Supplied records.
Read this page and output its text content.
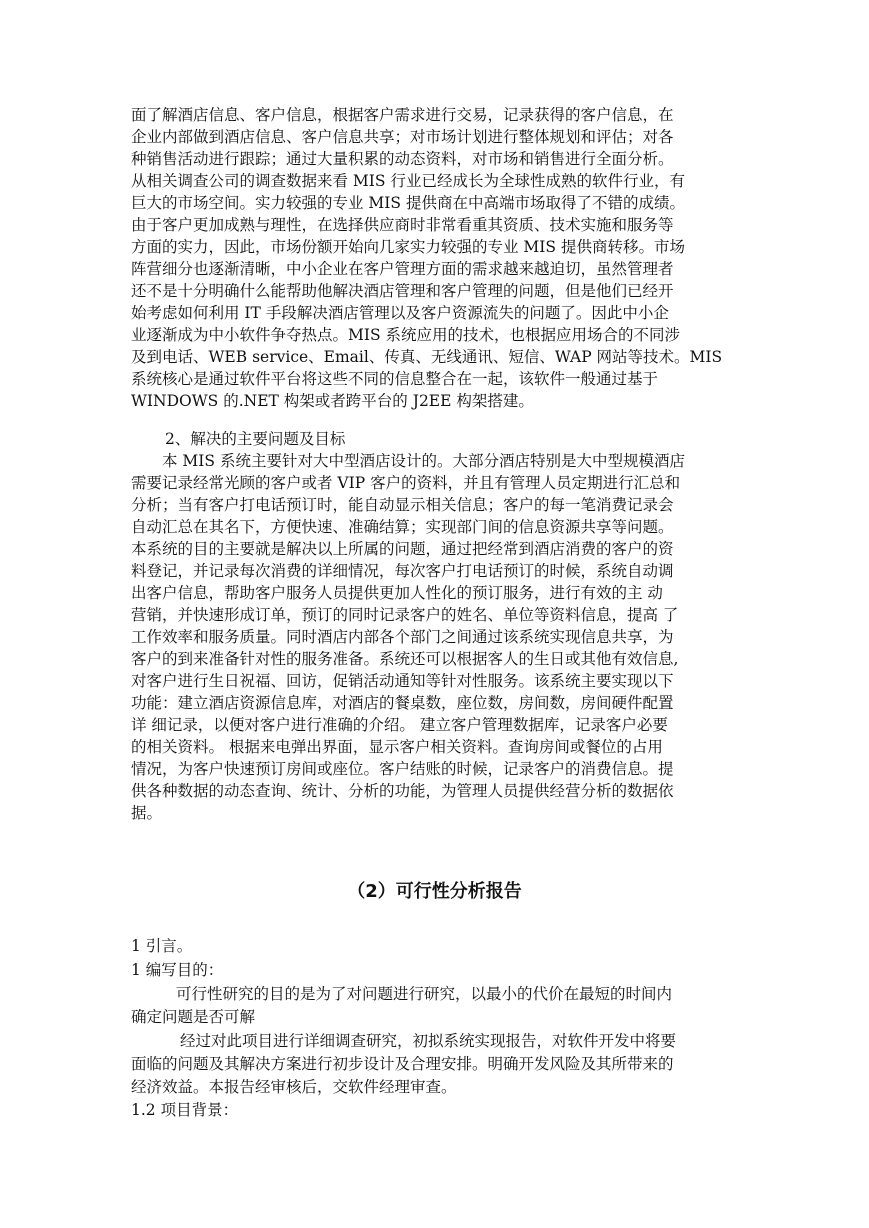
面了解酒店信息、客户信息，根据客户需求进行交易，记录获得的客户信息，在
企业内部做到酒店信息、客户信息共享；对市场计划进行整体规划和评估；对各
种销售活动进行跟踪；通过大量积累的动态资料，对市场和销售进行全面分析。
从相关调查公司的调查数据来看 MIS 行业已经成长为全球性成熟的软件行业，有
巨大的市场空间。实力较强的专业 MIS 提供商在中高端市场取得了不错的成绩。
由于客户更加成熟与理性，在选择供应商时非常看重其资质、技术实施和服务等
方面的实力，因此，市场份额开始向几家实力较强的专业 MIS 提供商转移。市场
阵营细分也逐渐清晰，中小企业在客户管理方面的需求越来越迫切，虽然管理者
还不是十分明确什么能帮助他解决酒店管理和客户管理的问题，但是他们已经开
始考虑如何利用 IT 手段解决酒店管理以及客户资源流失的问题了。因此中小企
业逐渐成为中小软件争夺热点。MIS 系统应用的技术，也根据应用场合的不同涉
及到电话、WEB service、Email、传真、无线通讯、短信、WAP 网站等技术。MIS
系统核心是通过软件平台将这些不同的信息整合在一起，该软件一般通过基于
WINDOWS 的.NET 构架或者跨平台的 J2EE 构架搭建。
2、解决的主要问题及目标
　　本 MIS 系统主要针对大中型酒店设计的。大部分酒店特别是大中型规模酒店
需要记录经常光顾的客户或者 VIP 客户的资料，并且有管理人员定期进行汇总和
分析；当有客户打电话预订时，能自动显示相关信息；客户的每一笔消费记录会
自动汇总在其名下，方便快速、准确结算；实现部门间的信息资源共享等问题。
本系统的目的主要就是解决以上所属的问题，通过把经常到酒店消费的客户的资
料登记，并记录每次消费的详细情况，每次客户打电话预订的时候，系统自动调
出客户信息，帮助客户服务人员提供更加人性化的预订服务，进行有效的主 动
营销，并快速形成订单，预订的同时记录客户的姓名、单位等资料信息，提高 了
工作效率和服务质量。同时酒店内部各个部门之间通过该系统实现信息共享，为
客户的到来准备针对性的服务准备。系统还可以根据客人的生日或其他有效信息,
对客户进行生日祝福、回访，促销活动通知等针对性服务。该系统主要实现以下
功能：建立酒店资源信息库，对酒店的餐桌数，座位数，房间数，房间硬件配置
详 细记录，以便对客户进行准确的介绍。 建立客户管理数据库，记录客户必要
的相关资料。 根据来电弹出界面，显示客户相关资料。查询房间或餐位的占用
情况，为客户快速预订房间或座位。客户结账的时候，记录客户的消费信息。提
供各种数据的动态查询、统计、分析的功能，为管理人员提供经营分析的数据依
据。
（2）可行性分析报告
1 引言。
1 编写目的：
可行性研究的目的是为了对问题进行研究，以最小的代价在最短的时间内
确定问题是否可解
经过对此项目进行详细调查研究，初拟系统实现报告，对软件开发中将要
面临的问题及其解决方案进行初步设计及合理安排。明确开发风险及其所带来的
经济效益。本报告经审核后，交软件经理审查。
1.2 项目背景：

Stated problem. Take the records above and transcribe them exactly, dropping every picture.

Solution to this exercise.
Read this page and output its text content.
面了解酒店信息、客户信息，根据客户需求进行交易，记录获得的客户信息，在
企业内部做到酒店信息、客户信息共享；对市场计划进行整体规划和评估；对各
种销售活动进行跟踪；通过大量积累的动态资料，对市场和销售进行全面分析。
从相关调查公司的调查数据来看 MIS 行业已经成长为全球性成熟的软件行业，有
巨大的市场空间。实力较强的专业 MIS 提供商在中高端市场取得了不错的成绩。
由于客户更加成熟与理性，在选择供应商时非常看重其资质、技术实施和服务等
方面的实力，因此，市场份额开始向几家实力较强的专业 MIS 提供商转移。市场
阵营细分也逐渐清晰，中小企业在客户管理方面的需求越来越迫切，虽然管理者
还不是十分明确什么能帮助他解决酒店管理和客户管理的问题，但是他们已经开
始考虑如何利用 IT 手段解决酒店管理以及客户资源流失的问题了。因此中小企
业逐渐成为中小软件争夺热点。MIS 系统应用的技术，也根据应用场合的不同涉
及到电话、WEB service、Email、传真、无线通讯、短信、WAP 网站等技术。MIS
系统核心是通过软件平台将这些不同的信息整合在一起，该软件一般通过基于
WINDOWS 的.NET 构架或者跨平台的 J2EE 构架搭建。
2、解决的主要问题及目标
　　本 MIS 系统主要针对大中型酒店设计的。大部分酒店特别是大中型规模酒店
需要记录经常光顾的客户或者 VIP 客户的资料，并且有管理人员定期进行汇总和
分析；当有客户打电话预订时，能自动显示相关信息；客户的每一笔消费记录会
自动汇总在其名下，方便快速、准确结算；实现部门间的信息资源共享等问题。
本系统的目的主要就是解决以上所属的问题，通过把经常到酒店消费的客户的资
料登记，并记录每次消费的详细情况，每次客户打电话预订的时候，系统自动调
出客户信息，帮助客户服务人员提供更加人性化的预订服务，进行有效的主 动
营销，并快速形成订单，预订的同时记录客户的姓名、单位等资料信息，提高 了
工作效率和服务质量。同时酒店内部各个部门之间通过该系统实现信息共享，为
客户的到来准备针对性的服务准备。系统还可以根据客人的生日或其他有效信息,
对客户进行生日祝福、回访，促销活动通知等针对性服务。该系统主要实现以下
功能：建立酒店资源信息库，对酒店的餐桌数，座位数，房间数，房间硬件配置
详 细记录，以便对客户进行准确的介绍。 建立客户管理数据库，记录客户必要
的相关资料。 根据来电弹出界面，显示客户相关资料。查询房间或餐位的占用
情况，为客户快速预订房间或座位。客户结账的时候，记录客户的消费信息。提
供各种数据的动态查询、统计、分析的功能，为管理人员提供经营分析的数据依
据。
（2）可行性分析报告
1 引言。
1 编写目的：
可行性研究的目的是为了对问题进行研究，以最小的代价在最短的时间内
确定问题是否可解
经过对此项目进行详细调查研究，初拟系统实现报告，对软件开发中将要
面临的问题及其解决方案进行初步设计及合理安排。明确开发风险及其所带来的
经济效益。本报告经审核后，交软件经理审查。
1.2 项目背景：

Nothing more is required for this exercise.